= PROBLEM REQUIREMENTS =
With the images removed, repeat the data below exactly.

= PROVIDED MATERIAL =
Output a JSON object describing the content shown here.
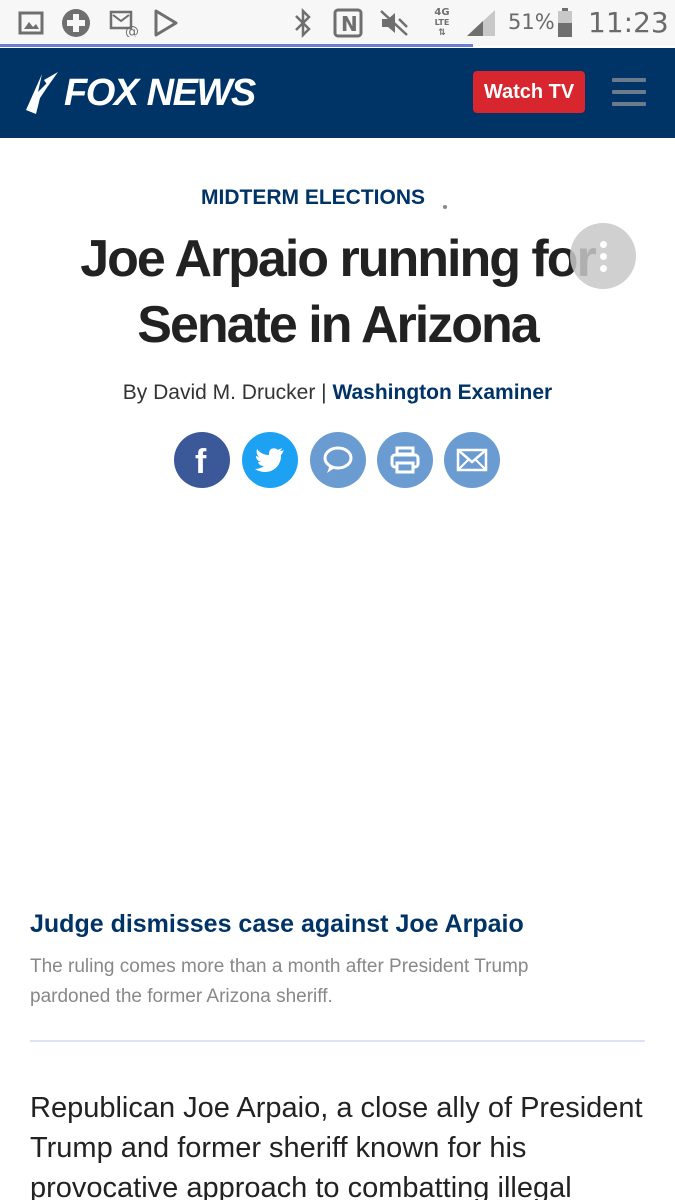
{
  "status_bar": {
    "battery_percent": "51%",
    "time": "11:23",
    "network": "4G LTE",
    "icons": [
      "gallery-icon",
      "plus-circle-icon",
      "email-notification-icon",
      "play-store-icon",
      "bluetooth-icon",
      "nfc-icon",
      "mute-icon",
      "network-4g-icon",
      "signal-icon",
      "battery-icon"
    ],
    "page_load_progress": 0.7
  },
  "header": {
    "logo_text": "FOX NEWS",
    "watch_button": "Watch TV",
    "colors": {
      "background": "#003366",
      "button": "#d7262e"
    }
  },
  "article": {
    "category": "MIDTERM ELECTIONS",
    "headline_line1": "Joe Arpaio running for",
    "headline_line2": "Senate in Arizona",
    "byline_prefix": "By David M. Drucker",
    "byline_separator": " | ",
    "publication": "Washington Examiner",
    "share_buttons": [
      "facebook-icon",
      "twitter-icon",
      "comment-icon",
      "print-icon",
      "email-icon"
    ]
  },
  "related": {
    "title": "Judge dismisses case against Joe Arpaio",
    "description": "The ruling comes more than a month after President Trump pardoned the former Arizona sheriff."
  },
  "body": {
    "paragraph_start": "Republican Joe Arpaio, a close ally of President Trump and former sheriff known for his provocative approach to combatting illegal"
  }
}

= REPLY =
Output a JSON object describing the content shown here.
{
  "status_bar": {
    "battery_percent": "51%",
    "time": "11:23",
    "network": "4G LTE",
    "icons": [
      "gallery-icon",
      "plus-circle-icon",
      "email-notification-icon",
      "play-store-icon",
      "bluetooth-icon",
      "nfc-icon",
      "mute-icon",
      "network-4g-icon",
      "signal-icon",
      "battery-icon"
    ],
    "page_load_progress": 0.7
  },
  "header": {
    "logo_text": "FOX NEWS",
    "watch_button": "Watch TV",
    "colors": {
      "background": "#003366",
      "button": "#d7262e"
    }
  },
  "article": {
    "category": "MIDTERM ELECTIONS",
    "headline_line1": "Joe Arpaio running for",
    "headline_line2": "Senate in Arizona",
    "byline_prefix": "By David M. Drucker",
    "byline_separator": " | ",
    "publication": "Washington Examiner",
    "share_buttons": [
      "facebook-icon",
      "twitter-icon",
      "comment-icon",
      "print-icon",
      "email-icon"
    ]
  },
  "related": {
    "title": "Judge dismisses case against Joe Arpaio",
    "description": "The ruling comes more than a month after President Trump pardoned the former Arizona sheriff."
  },
  "body": {
    "paragraph_start": "Republican Joe Arpaio, a close ally of President Trump and former sheriff known for his provocative approach to combatting illegal"
  }
}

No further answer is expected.